[Records from a collection of figures]
= = = =

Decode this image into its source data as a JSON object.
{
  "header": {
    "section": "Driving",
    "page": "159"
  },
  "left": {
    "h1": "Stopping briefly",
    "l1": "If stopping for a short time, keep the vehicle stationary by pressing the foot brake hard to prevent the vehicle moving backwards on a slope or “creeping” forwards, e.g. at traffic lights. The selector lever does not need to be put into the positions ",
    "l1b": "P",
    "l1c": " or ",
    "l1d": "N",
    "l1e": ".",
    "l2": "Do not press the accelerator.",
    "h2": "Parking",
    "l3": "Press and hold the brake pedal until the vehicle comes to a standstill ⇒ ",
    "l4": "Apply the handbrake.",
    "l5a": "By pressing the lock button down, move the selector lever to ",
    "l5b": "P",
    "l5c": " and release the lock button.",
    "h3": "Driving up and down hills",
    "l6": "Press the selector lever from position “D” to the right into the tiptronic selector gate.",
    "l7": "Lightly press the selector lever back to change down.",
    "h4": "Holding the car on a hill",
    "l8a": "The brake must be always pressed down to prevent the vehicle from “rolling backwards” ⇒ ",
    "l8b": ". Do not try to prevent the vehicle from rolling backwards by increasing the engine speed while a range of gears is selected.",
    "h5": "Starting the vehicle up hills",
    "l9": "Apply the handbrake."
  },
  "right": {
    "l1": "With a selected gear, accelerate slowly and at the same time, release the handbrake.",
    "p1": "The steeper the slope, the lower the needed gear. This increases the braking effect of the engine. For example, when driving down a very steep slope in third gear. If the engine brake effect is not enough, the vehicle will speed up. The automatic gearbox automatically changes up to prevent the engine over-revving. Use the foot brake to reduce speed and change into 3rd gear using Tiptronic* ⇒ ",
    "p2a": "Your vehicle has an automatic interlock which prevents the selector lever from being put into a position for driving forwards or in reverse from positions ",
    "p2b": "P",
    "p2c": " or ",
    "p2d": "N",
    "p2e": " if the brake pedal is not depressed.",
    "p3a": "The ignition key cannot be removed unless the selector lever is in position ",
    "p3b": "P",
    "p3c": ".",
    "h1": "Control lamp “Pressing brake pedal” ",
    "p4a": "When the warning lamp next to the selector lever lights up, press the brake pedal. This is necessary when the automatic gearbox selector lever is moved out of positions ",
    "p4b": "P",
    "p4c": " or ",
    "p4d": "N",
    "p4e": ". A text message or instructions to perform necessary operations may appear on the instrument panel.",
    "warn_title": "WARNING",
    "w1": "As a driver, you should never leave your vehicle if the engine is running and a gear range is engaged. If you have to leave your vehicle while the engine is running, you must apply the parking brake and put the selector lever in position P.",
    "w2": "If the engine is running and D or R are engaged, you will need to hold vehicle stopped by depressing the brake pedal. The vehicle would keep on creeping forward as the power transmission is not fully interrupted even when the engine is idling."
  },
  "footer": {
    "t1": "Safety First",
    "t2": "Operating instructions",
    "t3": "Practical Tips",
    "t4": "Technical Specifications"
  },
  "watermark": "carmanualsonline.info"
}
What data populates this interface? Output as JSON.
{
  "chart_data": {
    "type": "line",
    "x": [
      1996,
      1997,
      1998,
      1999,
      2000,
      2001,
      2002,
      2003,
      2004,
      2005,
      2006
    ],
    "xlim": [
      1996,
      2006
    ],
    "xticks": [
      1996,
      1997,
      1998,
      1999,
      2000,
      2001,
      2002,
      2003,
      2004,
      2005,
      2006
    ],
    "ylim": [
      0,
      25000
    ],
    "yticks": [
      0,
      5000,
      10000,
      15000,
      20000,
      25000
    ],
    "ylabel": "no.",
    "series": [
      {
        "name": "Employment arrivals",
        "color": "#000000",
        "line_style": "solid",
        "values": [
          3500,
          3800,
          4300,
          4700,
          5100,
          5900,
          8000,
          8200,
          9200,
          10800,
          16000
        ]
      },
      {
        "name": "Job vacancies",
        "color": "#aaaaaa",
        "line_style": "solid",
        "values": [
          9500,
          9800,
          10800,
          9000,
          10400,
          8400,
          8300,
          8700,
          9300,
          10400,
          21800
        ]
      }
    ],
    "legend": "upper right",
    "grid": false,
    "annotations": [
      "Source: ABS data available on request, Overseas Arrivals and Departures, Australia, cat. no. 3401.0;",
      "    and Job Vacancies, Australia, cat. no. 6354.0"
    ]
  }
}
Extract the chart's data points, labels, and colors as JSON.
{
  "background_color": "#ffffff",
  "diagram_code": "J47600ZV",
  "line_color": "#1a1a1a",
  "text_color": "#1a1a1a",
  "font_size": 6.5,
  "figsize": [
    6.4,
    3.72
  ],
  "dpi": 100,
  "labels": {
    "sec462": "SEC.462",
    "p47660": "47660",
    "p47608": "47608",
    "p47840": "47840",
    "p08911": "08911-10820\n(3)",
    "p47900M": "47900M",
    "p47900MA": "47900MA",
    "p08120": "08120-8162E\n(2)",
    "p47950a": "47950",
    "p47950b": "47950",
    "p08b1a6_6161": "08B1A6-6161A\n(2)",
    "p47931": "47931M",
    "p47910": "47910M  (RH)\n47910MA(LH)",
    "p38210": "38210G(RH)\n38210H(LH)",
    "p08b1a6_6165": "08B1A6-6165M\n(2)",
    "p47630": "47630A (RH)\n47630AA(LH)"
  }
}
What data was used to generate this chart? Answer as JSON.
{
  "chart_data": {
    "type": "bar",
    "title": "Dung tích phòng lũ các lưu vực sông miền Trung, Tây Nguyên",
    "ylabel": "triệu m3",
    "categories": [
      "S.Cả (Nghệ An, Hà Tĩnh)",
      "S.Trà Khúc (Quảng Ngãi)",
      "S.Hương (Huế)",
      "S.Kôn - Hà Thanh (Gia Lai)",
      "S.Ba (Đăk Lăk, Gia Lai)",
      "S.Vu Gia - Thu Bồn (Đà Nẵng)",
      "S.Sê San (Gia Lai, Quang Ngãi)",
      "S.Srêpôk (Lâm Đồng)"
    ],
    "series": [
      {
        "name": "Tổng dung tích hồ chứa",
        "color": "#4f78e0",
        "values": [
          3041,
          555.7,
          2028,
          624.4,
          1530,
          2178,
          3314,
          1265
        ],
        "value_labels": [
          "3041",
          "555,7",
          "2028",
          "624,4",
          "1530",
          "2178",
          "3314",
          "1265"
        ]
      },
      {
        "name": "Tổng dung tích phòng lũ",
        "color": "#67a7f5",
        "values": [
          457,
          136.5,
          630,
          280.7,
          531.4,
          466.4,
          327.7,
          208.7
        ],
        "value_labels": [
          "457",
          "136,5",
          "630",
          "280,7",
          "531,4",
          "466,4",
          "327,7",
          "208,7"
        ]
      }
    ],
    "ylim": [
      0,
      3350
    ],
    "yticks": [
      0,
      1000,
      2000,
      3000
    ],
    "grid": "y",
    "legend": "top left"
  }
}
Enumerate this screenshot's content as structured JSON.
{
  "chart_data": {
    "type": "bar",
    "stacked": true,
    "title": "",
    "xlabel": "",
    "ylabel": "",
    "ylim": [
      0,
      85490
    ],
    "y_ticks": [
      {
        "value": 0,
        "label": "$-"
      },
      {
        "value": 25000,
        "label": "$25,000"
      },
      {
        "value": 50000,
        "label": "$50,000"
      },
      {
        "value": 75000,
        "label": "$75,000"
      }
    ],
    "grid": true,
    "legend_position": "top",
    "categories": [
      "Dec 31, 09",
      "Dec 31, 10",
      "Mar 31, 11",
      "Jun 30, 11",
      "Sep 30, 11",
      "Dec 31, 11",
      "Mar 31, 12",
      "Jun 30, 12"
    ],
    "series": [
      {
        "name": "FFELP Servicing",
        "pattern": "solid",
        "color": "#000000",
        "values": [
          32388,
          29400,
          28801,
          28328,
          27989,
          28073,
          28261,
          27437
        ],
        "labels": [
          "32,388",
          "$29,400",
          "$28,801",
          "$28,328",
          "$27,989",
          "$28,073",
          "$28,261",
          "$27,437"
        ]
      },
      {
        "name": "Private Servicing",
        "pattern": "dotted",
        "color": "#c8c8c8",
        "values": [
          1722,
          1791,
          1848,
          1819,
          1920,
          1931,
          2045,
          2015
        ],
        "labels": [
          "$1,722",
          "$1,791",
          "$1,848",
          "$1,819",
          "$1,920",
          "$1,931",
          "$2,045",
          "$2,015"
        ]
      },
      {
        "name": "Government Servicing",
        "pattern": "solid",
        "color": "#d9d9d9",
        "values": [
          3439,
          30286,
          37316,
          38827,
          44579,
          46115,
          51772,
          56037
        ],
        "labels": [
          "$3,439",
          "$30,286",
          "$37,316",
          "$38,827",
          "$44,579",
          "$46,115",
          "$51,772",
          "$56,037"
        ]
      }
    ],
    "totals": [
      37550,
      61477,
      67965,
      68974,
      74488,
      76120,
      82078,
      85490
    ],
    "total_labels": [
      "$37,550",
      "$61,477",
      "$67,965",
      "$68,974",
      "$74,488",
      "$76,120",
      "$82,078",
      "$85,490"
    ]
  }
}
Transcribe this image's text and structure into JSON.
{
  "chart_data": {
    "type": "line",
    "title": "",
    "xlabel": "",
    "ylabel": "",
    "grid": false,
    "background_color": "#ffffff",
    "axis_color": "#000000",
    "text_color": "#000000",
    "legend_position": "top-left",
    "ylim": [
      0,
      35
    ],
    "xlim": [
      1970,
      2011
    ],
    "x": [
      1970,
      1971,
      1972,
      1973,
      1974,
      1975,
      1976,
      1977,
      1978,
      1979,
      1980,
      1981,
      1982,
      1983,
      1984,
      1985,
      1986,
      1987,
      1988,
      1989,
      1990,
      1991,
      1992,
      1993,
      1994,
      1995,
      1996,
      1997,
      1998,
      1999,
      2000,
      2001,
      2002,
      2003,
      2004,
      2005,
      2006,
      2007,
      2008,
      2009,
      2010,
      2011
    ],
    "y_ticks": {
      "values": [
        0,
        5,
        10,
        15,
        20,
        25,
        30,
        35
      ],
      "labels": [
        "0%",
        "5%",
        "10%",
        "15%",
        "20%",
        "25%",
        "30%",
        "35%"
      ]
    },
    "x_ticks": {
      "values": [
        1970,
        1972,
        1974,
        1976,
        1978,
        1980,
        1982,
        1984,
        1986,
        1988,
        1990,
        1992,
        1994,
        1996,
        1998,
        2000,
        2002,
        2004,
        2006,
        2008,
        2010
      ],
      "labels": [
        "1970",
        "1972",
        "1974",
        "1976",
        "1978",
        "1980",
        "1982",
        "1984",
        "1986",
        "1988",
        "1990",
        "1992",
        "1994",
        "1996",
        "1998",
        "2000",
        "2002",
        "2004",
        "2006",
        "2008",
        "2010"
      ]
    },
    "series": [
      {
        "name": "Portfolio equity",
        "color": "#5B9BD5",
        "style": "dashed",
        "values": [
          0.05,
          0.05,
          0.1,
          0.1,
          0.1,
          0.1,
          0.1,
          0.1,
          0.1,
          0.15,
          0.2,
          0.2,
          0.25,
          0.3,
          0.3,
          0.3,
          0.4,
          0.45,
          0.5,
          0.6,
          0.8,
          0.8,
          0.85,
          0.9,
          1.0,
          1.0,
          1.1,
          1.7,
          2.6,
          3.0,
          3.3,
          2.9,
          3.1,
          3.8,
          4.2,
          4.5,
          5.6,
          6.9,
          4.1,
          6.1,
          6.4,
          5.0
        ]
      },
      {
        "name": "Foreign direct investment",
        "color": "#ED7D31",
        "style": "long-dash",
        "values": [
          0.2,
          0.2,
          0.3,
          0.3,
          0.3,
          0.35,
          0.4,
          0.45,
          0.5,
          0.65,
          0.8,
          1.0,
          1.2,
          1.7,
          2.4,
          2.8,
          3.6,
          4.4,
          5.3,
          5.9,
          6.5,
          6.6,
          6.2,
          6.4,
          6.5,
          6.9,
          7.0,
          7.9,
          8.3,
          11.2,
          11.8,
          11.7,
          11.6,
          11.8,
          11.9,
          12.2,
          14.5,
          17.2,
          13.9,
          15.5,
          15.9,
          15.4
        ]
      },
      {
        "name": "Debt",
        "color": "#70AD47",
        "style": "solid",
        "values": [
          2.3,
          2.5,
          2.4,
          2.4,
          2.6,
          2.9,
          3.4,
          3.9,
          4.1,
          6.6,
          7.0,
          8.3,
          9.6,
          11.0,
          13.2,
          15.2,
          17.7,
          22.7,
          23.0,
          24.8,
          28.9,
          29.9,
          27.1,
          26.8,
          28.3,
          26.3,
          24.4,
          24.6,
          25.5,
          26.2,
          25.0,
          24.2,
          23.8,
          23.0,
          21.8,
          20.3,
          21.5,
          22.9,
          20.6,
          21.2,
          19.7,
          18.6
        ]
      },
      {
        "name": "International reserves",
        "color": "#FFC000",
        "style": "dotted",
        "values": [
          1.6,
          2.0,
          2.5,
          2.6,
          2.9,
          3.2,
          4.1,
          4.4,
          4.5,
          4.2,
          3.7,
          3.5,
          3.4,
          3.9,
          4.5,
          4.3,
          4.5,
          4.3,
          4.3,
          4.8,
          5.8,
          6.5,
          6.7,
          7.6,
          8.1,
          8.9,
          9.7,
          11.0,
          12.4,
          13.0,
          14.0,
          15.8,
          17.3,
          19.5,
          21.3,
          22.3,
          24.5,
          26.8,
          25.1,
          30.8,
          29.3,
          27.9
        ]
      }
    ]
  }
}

= = = =

◆ What you should do
Count how many lines above contain the word "forwards". Reply with the number alone.

◆ Written reply
2